**Task description**
Each entry should be quoted word for word, including every mark of punctuation.

**Supplied data**
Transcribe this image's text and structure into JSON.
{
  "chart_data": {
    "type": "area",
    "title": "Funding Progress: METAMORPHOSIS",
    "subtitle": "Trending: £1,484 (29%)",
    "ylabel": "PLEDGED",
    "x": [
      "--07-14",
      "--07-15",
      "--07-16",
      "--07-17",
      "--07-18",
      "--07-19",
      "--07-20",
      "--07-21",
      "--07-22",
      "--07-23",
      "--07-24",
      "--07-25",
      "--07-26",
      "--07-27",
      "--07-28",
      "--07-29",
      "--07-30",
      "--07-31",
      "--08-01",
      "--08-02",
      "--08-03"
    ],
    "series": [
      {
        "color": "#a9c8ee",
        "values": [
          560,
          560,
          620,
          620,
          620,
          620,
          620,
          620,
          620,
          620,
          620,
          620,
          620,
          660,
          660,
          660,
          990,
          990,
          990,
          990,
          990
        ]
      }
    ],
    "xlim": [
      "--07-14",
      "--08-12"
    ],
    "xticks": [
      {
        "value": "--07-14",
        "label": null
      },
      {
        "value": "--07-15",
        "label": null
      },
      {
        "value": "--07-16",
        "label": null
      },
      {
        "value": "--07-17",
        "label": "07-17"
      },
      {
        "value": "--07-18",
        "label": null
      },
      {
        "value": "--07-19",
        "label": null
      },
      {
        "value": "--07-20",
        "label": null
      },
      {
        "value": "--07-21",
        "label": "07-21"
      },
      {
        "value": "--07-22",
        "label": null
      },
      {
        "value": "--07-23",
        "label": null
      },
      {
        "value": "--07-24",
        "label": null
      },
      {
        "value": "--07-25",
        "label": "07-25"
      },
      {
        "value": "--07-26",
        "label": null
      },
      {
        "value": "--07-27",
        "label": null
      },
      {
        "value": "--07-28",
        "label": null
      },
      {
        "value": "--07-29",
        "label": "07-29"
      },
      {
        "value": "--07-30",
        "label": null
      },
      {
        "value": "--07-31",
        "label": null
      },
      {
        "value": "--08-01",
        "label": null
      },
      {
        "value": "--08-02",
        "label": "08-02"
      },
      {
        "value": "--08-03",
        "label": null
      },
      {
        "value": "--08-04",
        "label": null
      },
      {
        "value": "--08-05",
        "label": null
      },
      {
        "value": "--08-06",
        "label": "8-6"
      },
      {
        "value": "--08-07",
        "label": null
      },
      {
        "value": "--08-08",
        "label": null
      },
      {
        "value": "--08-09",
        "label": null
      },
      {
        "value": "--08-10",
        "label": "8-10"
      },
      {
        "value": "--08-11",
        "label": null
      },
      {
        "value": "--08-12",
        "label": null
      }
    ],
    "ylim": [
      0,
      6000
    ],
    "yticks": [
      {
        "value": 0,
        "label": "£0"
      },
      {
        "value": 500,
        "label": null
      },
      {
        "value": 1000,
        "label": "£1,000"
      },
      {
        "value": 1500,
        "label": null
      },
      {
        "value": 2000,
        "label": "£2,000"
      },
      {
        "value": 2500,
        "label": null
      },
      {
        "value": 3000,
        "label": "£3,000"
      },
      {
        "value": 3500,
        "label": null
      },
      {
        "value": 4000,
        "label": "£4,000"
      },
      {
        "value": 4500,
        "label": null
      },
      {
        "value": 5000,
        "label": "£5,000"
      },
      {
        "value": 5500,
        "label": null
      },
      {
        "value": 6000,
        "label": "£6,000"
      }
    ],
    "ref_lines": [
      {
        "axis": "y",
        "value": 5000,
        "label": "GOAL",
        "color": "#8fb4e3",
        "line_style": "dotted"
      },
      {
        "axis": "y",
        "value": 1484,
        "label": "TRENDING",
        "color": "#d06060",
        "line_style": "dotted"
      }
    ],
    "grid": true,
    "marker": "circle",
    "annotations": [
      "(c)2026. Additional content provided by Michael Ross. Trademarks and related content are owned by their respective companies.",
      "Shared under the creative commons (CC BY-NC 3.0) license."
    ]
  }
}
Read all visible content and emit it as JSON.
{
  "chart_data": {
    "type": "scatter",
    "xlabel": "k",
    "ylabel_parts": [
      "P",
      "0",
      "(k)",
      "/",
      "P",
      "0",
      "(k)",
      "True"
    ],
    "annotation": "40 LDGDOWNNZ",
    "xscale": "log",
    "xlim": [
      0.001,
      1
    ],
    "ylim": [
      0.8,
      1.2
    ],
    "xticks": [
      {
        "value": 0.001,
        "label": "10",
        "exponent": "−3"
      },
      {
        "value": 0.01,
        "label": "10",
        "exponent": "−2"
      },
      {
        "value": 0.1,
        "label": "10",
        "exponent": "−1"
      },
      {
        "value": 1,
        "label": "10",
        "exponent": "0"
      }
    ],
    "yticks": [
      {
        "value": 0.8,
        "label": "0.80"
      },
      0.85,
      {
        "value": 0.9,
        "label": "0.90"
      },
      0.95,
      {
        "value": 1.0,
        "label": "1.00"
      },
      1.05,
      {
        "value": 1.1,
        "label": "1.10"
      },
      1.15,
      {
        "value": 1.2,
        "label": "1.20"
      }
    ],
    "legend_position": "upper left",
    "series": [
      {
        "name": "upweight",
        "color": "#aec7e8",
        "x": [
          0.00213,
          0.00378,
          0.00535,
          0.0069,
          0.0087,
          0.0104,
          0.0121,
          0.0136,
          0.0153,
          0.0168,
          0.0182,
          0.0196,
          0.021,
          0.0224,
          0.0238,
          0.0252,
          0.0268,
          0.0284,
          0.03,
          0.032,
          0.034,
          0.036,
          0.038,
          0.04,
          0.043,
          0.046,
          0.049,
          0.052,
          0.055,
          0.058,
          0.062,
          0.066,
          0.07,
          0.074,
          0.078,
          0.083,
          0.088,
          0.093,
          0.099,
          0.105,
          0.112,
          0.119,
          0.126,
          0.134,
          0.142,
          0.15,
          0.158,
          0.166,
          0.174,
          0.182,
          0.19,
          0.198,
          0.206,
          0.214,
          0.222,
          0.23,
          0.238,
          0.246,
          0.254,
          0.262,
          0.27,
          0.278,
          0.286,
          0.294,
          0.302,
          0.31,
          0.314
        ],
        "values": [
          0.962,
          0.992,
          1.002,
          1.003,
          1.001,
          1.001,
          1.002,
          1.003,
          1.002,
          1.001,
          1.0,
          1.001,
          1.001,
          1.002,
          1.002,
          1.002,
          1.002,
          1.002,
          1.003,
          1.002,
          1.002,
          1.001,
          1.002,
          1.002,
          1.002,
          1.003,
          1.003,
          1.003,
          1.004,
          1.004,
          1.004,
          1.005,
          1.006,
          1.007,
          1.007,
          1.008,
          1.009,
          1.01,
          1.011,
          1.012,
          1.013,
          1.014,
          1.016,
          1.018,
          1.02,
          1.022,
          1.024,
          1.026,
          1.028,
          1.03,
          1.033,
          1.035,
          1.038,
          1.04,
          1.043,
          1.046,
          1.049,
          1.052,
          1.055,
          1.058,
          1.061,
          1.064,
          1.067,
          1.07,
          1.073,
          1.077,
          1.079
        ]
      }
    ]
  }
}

**Exercise answer**
Transcribe this image's text and structure into JSON.
{
  "chart_data": {
    "type": "area",
    "title": "Funding Progress: METAMORPHOSIS",
    "subtitle": "Trending: £1,484 (29%)",
    "ylabel": "PLEDGED",
    "x": [
      "--07-14",
      "--07-15",
      "--07-16",
      "--07-17",
      "--07-18",
      "--07-19",
      "--07-20",
      "--07-21",
      "--07-22",
      "--07-23",
      "--07-24",
      "--07-25",
      "--07-26",
      "--07-27",
      "--07-28",
      "--07-29",
      "--07-30",
      "--07-31",
      "--08-01",
      "--08-02",
      "--08-03"
    ],
    "series": [
      {
        "color": "#a9c8ee",
        "values": [
          560,
          560,
          620,
          620,
          620,
          620,
          620,
          620,
          620,
          620,
          620,
          620,
          620,
          660,
          660,
          660,
          990,
          990,
          990,
          990,
          990
        ]
      }
    ],
    "xlim": [
      "--07-14",
      "--08-12"
    ],
    "xticks": [
      {
        "value": "--07-14",
        "label": null
      },
      {
        "value": "--07-15",
        "label": null
      },
      {
        "value": "--07-16",
        "label": null
      },
      {
        "value": "--07-17",
        "label": "07-17"
      },
      {
        "value": "--07-18",
        "label": null
      },
      {
        "value": "--07-19",
        "label": null
      },
      {
        "value": "--07-20",
        "label": null
      },
      {
        "value": "--07-21",
        "label": "07-21"
      },
      {
        "value": "--07-22",
        "label": null
      },
      {
        "value": "--07-23",
        "label": null
      },
      {
        "value": "--07-24",
        "label": null
      },
      {
        "value": "--07-25",
        "label": "07-25"
      },
      {
        "value": "--07-26",
        "label": null
      },
      {
        "value": "--07-27",
        "label": null
      },
      {
        "value": "--07-28",
        "label": null
      },
      {
        "value": "--07-29",
        "label": "07-29"
      },
      {
        "value": "--07-30",
        "label": null
      },
      {
        "value": "--07-31",
        "label": null
      },
      {
        "value": "--08-01",
        "label": null
      },
      {
        "value": "--08-02",
        "label": "08-02"
      },
      {
        "value": "--08-03",
        "label": null
      },
      {
        "value": "--08-04",
        "label": null
      },
      {
        "value": "--08-05",
        "label": null
      },
      {
        "value": "--08-06",
        "label": "8-6"
      },
      {
        "value": "--08-07",
        "label": null
      },
      {
        "value": "--08-08",
        "label": null
      },
      {
        "value": "--08-09",
        "label": null
      },
      {
        "value": "--08-10",
        "label": "8-10"
      },
      {
        "value": "--08-11",
        "label": null
      },
      {
        "value": "--08-12",
        "label": null
      }
    ],
    "ylim": [
      0,
      6000
    ],
    "yticks": [
      {
        "value": 0,
        "label": "£0"
      },
      {
        "value": 500,
        "label": null
      },
      {
        "value": 1000,
        "label": "£1,000"
      },
      {
        "value": 1500,
        "label": null
      },
      {
        "value": 2000,
        "label": "£2,000"
      },
      {
        "value": 2500,
        "label": null
      },
      {
        "value": 3000,
        "label": "£3,000"
      },
      {
        "value": 3500,
        "label": null
      },
      {
        "value": 4000,
        "label": "£4,000"
      },
      {
        "value": 4500,
        "label": null
      },
      {
        "value": 5000,
        "label": "£5,000"
      },
      {
        "value": 5500,
        "label": null
      },
      {
        "value": 6000,
        "label": "£6,000"
      }
    ],
    "ref_lines": [
      {
        "axis": "y",
        "value": 5000,
        "label": "GOAL",
        "color": "#8fb4e3",
        "line_style": "dotted"
      },
      {
        "axis": "y",
        "value": 1484,
        "label": "TRENDING",
        "color": "#d06060",
        "line_style": "dotted"
      }
    ],
    "grid": true,
    "marker": "circle",
    "annotations": [
      "(c)2026. Additional content provided by Michael Ross. Trademarks and related content are owned by their respective companies.",
      "Shared under the creative commons (CC BY-NC 3.0) license."
    ]
  }
}
Read all visible content and emit it as JSON.
{
  "chart_data": {
    "type": "scatter",
    "xlabel": "k",
    "ylabel_parts": [
      "P",
      "0",
      "(k)",
      "/",
      "P",
      "0",
      "(k)",
      "True"
    ],
    "annotation": "40 LDGDOWNNZ",
    "xscale": "log",
    "xlim": [
      0.001,
      1
    ],
    "ylim": [
      0.8,
      1.2
    ],
    "xticks": [
      {
        "value": 0.001,
        "label": "10",
        "exponent": "−3"
      },
      {
        "value": 0.01,
        "label": "10",
        "exponent": "−2"
      },
      {
        "value": 0.1,
        "label": "10",
        "exponent": "−1"
      },
      {
        "value": 1,
        "label": "10",
        "exponent": "0"
      }
    ],
    "yticks": [
      {
        "value": 0.8,
        "label": "0.80"
      },
      0.85,
      {
        "value": 0.9,
        "label": "0.90"
      },
      0.95,
      {
        "value": 1.0,
        "label": "1.00"
      },
      1.05,
      {
        "value": 1.1,
        "label": "1.10"
      },
      1.15,
      {
        "value": 1.2,
        "label": "1.20"
      }
    ],
    "legend_position": "upper left",
    "series": [
      {
        "name": "upweight",
        "color": "#aec7e8",
        "x": [
          0.00213,
          0.00378,
          0.00535,
          0.0069,
          0.0087,
          0.0104,
          0.0121,
          0.0136,
          0.0153,
          0.0168,
          0.0182,
          0.0196,
          0.021,
          0.0224,
          0.0238,
          0.0252,
          0.0268,
          0.0284,
          0.03,
          0.032,
          0.034,
          0.036,
          0.038,
          0.04,
          0.043,
          0.046,
          0.049,
          0.052,
          0.055,
          0.058,
          0.062,
          0.066,
          0.07,
          0.074,
          0.078,
          0.083,
          0.088,
          0.093,
          0.099,
          0.105,
          0.112,
          0.119,
          0.126,
          0.134,
          0.142,
          0.15,
          0.158,
          0.166,
          0.174,
          0.182,
          0.19,
          0.198,
          0.206,
          0.214,
          0.222,
          0.23,
          0.238,
          0.246,
          0.254,
          0.262,
          0.27,
          0.278,
          0.286,
          0.294,
          0.302,
          0.31,
          0.314
        ],
        "values": [
          0.962,
          0.992,
          1.002,
          1.003,
          1.001,
          1.001,
          1.002,
          1.003,
          1.002,
          1.001,
          1.0,
          1.001,
          1.001,
          1.002,
          1.002,
          1.002,
          1.002,
          1.002,
          1.003,
          1.002,
          1.002,
          1.001,
          1.002,
          1.002,
          1.002,
          1.003,
          1.003,
          1.003,
          1.004,
          1.004,
          1.004,
          1.005,
          1.006,
          1.007,
          1.007,
          1.008,
          1.009,
          1.01,
          1.011,
          1.012,
          1.013,
          1.014,
          1.016,
          1.018,
          1.02,
          1.022,
          1.024,
          1.026,
          1.028,
          1.03,
          1.033,
          1.035,
          1.038,
          1.04,
          1.043,
          1.046,
          1.049,
          1.052,
          1.055,
          1.058,
          1.061,
          1.064,
          1.067,
          1.07,
          1.073,
          1.077,
          1.079
        ]
      }
    ]
  }
}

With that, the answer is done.